**Problem to work on**
Locate each line containing the string "dengan" and copy it out.

**Data excerpts**

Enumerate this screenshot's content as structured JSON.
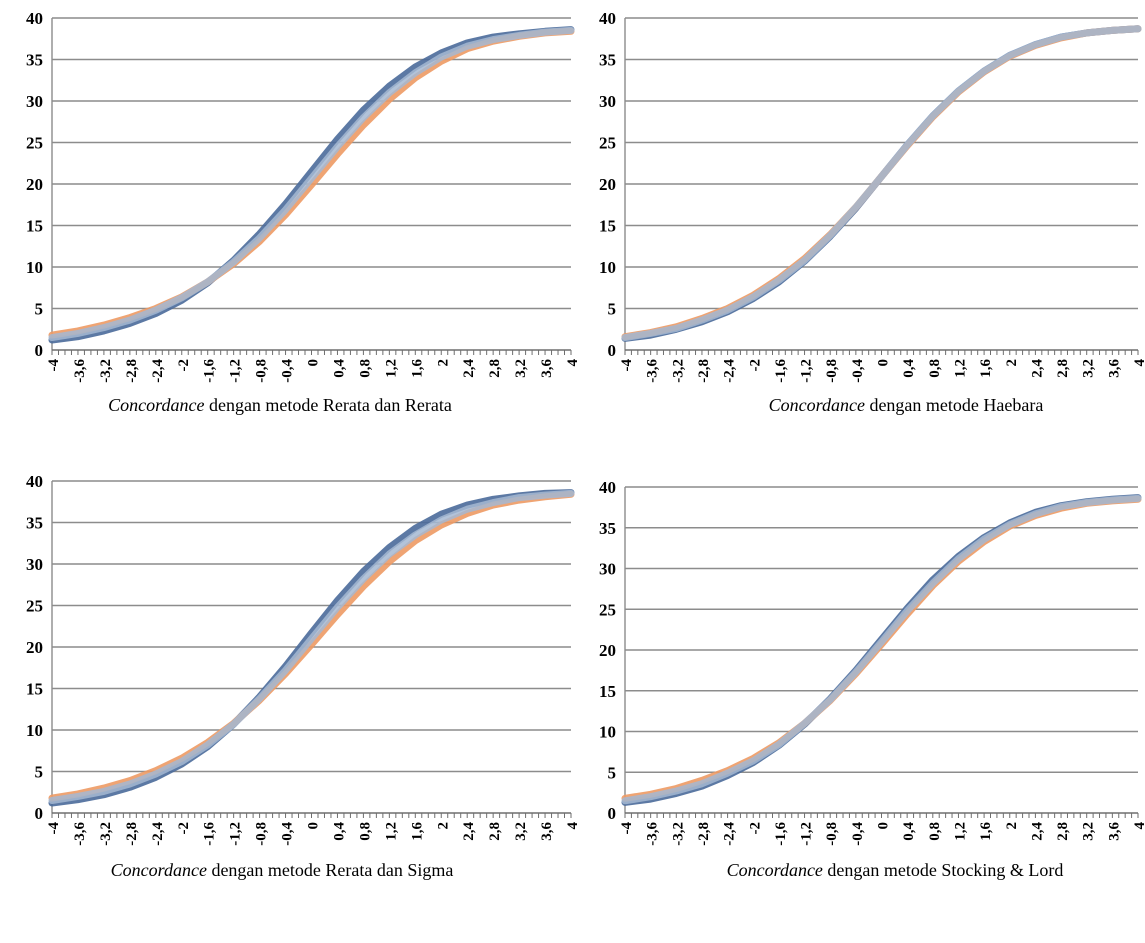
{
  "chart_data": [
    {
      "type": "line",
      "caption_italic": "Concordance",
      "caption_rest": " dengan metode Rerata dan Rerata",
      "x_tick_labels": [
        "-4",
        "-3,6",
        "-3,2",
        "-2,8",
        "-2,4",
        "-2",
        "-1,6",
        "-1,2",
        "-0,8",
        "-0,4",
        "0",
        "0,4",
        "0,8",
        "1,2",
        "1,6",
        "2",
        "2,4",
        "2,8",
        "3,2",
        "3,6",
        "4"
      ],
      "y_tick_labels": [
        "0",
        "5",
        "10",
        "15",
        "20",
        "25",
        "30",
        "35",
        "40"
      ],
      "xlim": [
        -4,
        4
      ],
      "ylim": [
        0,
        40
      ],
      "grid": "horizontal",
      "legend": "none",
      "series": [
        {
          "color": "#4a6a9a",
          "x": [
            -4,
            -3.6,
            -3.2,
            -2.8,
            -2.4,
            -2,
            -1.6,
            -1.2,
            -0.8,
            -0.4,
            0,
            0.4,
            0.8,
            1.2,
            1.6,
            2,
            2.4,
            2.8,
            3.2,
            3.6,
            4
          ],
          "y": [
            1.2,
            1.6,
            2.3,
            3.2,
            4.4,
            6.0,
            8.1,
            10.8,
            14.0,
            17.6,
            21.5,
            25.4,
            28.9,
            31.8,
            34.1,
            35.8,
            37.0,
            37.7,
            38.1,
            38.4,
            38.6
          ]
        },
        {
          "color": "#ed9a64",
          "x": [
            -4,
            -3.6,
            -3.2,
            -2.8,
            -2.4,
            -2,
            -1.6,
            -1.2,
            -0.8,
            -0.4,
            0,
            0.4,
            0.8,
            1.2,
            1.6,
            2,
            2.4,
            2.8,
            3.2,
            3.6,
            4
          ],
          "y": [
            1.8,
            2.3,
            3.0,
            3.9,
            5.0,
            6.4,
            8.2,
            10.4,
            13.1,
            16.3,
            19.9,
            23.6,
            27.1,
            30.2,
            32.8,
            34.8,
            36.3,
            37.2,
            37.8,
            38.2,
            38.4
          ]
        },
        {
          "color": "#a5b9d2",
          "x": [
            -4,
            -3.6,
            -3.2,
            -2.8,
            -2.4,
            -2,
            -1.6,
            -1.2,
            -0.8,
            -0.4,
            0,
            0.4,
            0.8,
            1.2,
            1.6,
            2,
            2.4,
            2.8,
            3.2,
            3.6,
            4
          ],
          "y": [
            1.5,
            2.0,
            2.7,
            3.6,
            4.8,
            6.3,
            8.2,
            10.6,
            13.5,
            16.9,
            20.7,
            24.5,
            28.0,
            31.0,
            33.4,
            35.3,
            36.6,
            37.4,
            37.9,
            38.3,
            38.5
          ]
        }
      ]
    },
    {
      "type": "line",
      "caption_italic": "Concordance",
      "caption_rest": " dengan metode Haebara",
      "x_tick_labels": [
        "-4",
        "-3,6",
        "-3,2",
        "-2,8",
        "-2,4",
        "-2",
        "-1,6",
        "-1,2",
        "-0,8",
        "-0,4",
        "0",
        "0,4",
        "0,8",
        "1,2",
        "1,6",
        "2",
        "2,4",
        "2,8",
        "3,2",
        "3,6",
        "4"
      ],
      "y_tick_labels": [
        "0",
        "5",
        "10",
        "15",
        "20",
        "25",
        "30",
        "35",
        "40"
      ],
      "xlim": [
        -4,
        4
      ],
      "ylim": [
        0,
        40
      ],
      "grid": "horizontal",
      "legend": "none",
      "series": [
        {
          "color": "#4a6a9a",
          "x": [
            -4,
            -3.6,
            -3.2,
            -2.8,
            -2.4,
            -2,
            -1.6,
            -1.2,
            -0.8,
            -0.4,
            0,
            0.4,
            0.8,
            1.2,
            1.6,
            2,
            2.4,
            2.8,
            3.2,
            3.6,
            4
          ],
          "y": [
            1.4,
            1.8,
            2.5,
            3.4,
            4.6,
            6.2,
            8.2,
            10.7,
            13.7,
            17.1,
            20.9,
            24.7,
            28.2,
            31.2,
            33.6,
            35.5,
            36.8,
            37.7,
            38.2,
            38.5,
            38.7
          ]
        },
        {
          "color": "#ed9a64",
          "x": [
            -4,
            -3.6,
            -3.2,
            -2.8,
            -2.4,
            -2,
            -1.6,
            -1.2,
            -0.8,
            -0.4,
            0,
            0.4,
            0.8,
            1.2,
            1.6,
            2,
            2.4,
            2.8,
            3.2,
            3.6,
            4
          ],
          "y": [
            1.6,
            2.1,
            2.8,
            3.8,
            5.0,
            6.6,
            8.6,
            11.0,
            13.9,
            17.2,
            20.9,
            24.6,
            28.1,
            31.1,
            33.5,
            35.4,
            36.7,
            37.6,
            38.2,
            38.5,
            38.7
          ]
        },
        {
          "color": "#a5b9d2",
          "x": [
            -4,
            -3.6,
            -3.2,
            -2.8,
            -2.4,
            -2,
            -1.6,
            -1.2,
            -0.8,
            -0.4,
            0,
            0.4,
            0.8,
            1.2,
            1.6,
            2,
            2.4,
            2.8,
            3.2,
            3.6,
            4
          ],
          "y": [
            1.5,
            2.0,
            2.6,
            3.6,
            4.8,
            6.4,
            8.4,
            10.8,
            13.8,
            17.2,
            20.9,
            24.7,
            28.2,
            31.2,
            33.6,
            35.5,
            36.8,
            37.7,
            38.2,
            38.5,
            38.7
          ]
        }
      ]
    },
    {
      "type": "line",
      "caption_italic": "Concordance",
      "caption_rest": " dengan metode Rerata dan Sigma",
      "x_tick_labels": [
        "-4",
        "-3,6",
        "-3,2",
        "-2,8",
        "-2,4",
        "-2",
        "-1,6",
        "-1,2",
        "-0,8",
        "-0,4",
        "0",
        "0,4",
        "0,8",
        "1,2",
        "1,6",
        "2",
        "2,4",
        "2,8",
        "3,2",
        "3,6",
        "4"
      ],
      "y_tick_labels": [
        "0",
        "5",
        "10",
        "15",
        "20",
        "25",
        "30",
        "35",
        "40"
      ],
      "xlim": [
        -4,
        4
      ],
      "ylim": [
        0,
        40
      ],
      "grid": "horizontal",
      "legend": "none",
      "series": [
        {
          "color": "#4a6a9a",
          "x": [
            -4,
            -3.6,
            -3.2,
            -2.8,
            -2.4,
            -2,
            -1.6,
            -1.2,
            -0.8,
            -0.4,
            0,
            0.4,
            0.8,
            1.2,
            1.6,
            2,
            2.4,
            2.8,
            3.2,
            3.6,
            4
          ],
          "y": [
            1.2,
            1.6,
            2.2,
            3.1,
            4.3,
            5.9,
            8.0,
            10.7,
            14.0,
            17.7,
            21.7,
            25.6,
            29.1,
            32.0,
            34.3,
            36.0,
            37.1,
            37.8,
            38.2,
            38.5,
            38.6
          ]
        },
        {
          "color": "#ed9a64",
          "x": [
            -4,
            -3.6,
            -3.2,
            -2.8,
            -2.4,
            -2,
            -1.6,
            -1.2,
            -0.8,
            -0.4,
            0,
            0.4,
            0.8,
            1.2,
            1.6,
            2,
            2.4,
            2.8,
            3.2,
            3.6,
            4
          ],
          "y": [
            1.8,
            2.3,
            3.0,
            3.9,
            5.1,
            6.6,
            8.5,
            10.8,
            13.6,
            16.8,
            20.3,
            23.9,
            27.3,
            30.3,
            32.8,
            34.7,
            36.1,
            37.1,
            37.7,
            38.1,
            38.4
          ]
        },
        {
          "color": "#a5b9d2",
          "x": [
            -4,
            -3.6,
            -3.2,
            -2.8,
            -2.4,
            -2,
            -1.6,
            -1.2,
            -0.8,
            -0.4,
            0,
            0.4,
            0.8,
            1.2,
            1.6,
            2,
            2.4,
            2.8,
            3.2,
            3.6,
            4
          ],
          "y": [
            1.5,
            2.0,
            2.6,
            3.5,
            4.7,
            6.2,
            8.2,
            10.7,
            13.8,
            17.2,
            21.0,
            24.8,
            28.2,
            31.2,
            33.5,
            35.3,
            36.6,
            37.4,
            38.0,
            38.3,
            38.5
          ]
        }
      ]
    },
    {
      "type": "line",
      "caption_italic": "Concordance",
      "caption_rest": " dengan metode Stocking & Lord",
      "x_tick_labels": [
        "-4",
        "-3,6",
        "-3,2",
        "-2,8",
        "-2,4",
        "-2",
        "-1,6",
        "-1,2",
        "-0,8",
        "-0,4",
        "0",
        "0,4",
        "0,8",
        "1,2",
        "1,6",
        "2",
        "2,4",
        "2,8",
        "3,2",
        "3,6",
        "4"
      ],
      "y_tick_labels": [
        "0",
        "5",
        "10",
        "15",
        "20",
        "25",
        "30",
        "35",
        "40"
      ],
      "xlim": [
        -4,
        4
      ],
      "ylim": [
        0,
        40
      ],
      "grid": "horizontal",
      "legend": "none",
      "series": [
        {
          "color": "#4a6a9a",
          "x": [
            -4,
            -3.6,
            -3.2,
            -2.8,
            -2.4,
            -2,
            -1.6,
            -1.2,
            -0.8,
            -0.4,
            0,
            0.4,
            0.8,
            1.2,
            1.6,
            2,
            2.4,
            2.8,
            3.2,
            3.6,
            4
          ],
          "y": [
            1.3,
            1.7,
            2.4,
            3.3,
            4.6,
            6.2,
            8.3,
            10.9,
            14.0,
            17.5,
            21.3,
            25.1,
            28.6,
            31.5,
            33.8,
            35.6,
            36.9,
            37.7,
            38.2,
            38.5,
            38.7
          ]
        },
        {
          "color": "#ed9a64",
          "x": [
            -4,
            -3.6,
            -3.2,
            -2.8,
            -2.4,
            -2,
            -1.6,
            -1.2,
            -0.8,
            -0.4,
            0,
            0.4,
            0.8,
            1.2,
            1.6,
            2,
            2.4,
            2.8,
            3.2,
            3.6,
            4
          ],
          "y": [
            1.8,
            2.3,
            3.0,
            4.0,
            5.2,
            6.7,
            8.6,
            11.0,
            13.8,
            17.1,
            20.7,
            24.4,
            27.9,
            30.9,
            33.3,
            35.2,
            36.5,
            37.4,
            38.0,
            38.3,
            38.5
          ]
        },
        {
          "color": "#a5b9d2",
          "x": [
            -4,
            -3.6,
            -3.2,
            -2.8,
            -2.4,
            -2,
            -1.6,
            -1.2,
            -0.8,
            -0.4,
            0,
            0.4,
            0.8,
            1.2,
            1.6,
            2,
            2.4,
            2.8,
            3.2,
            3.6,
            4
          ],
          "y": [
            1.5,
            2.0,
            2.7,
            3.6,
            4.9,
            6.4,
            8.4,
            11.0,
            13.9,
            17.3,
            21.0,
            24.8,
            28.2,
            31.2,
            33.6,
            35.4,
            36.7,
            37.6,
            38.1,
            38.4,
            38.6
          ]
        }
      ]
    }
  ]
}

**Finished answer**
      "caption_rest": " dengan metode Rerata dan Rerata",
      "caption_rest": " dengan metode Haebara",
      "caption_rest": " dengan metode Rerata dan Sigma",
      "caption_rest": " dengan metode Stocking & Lord",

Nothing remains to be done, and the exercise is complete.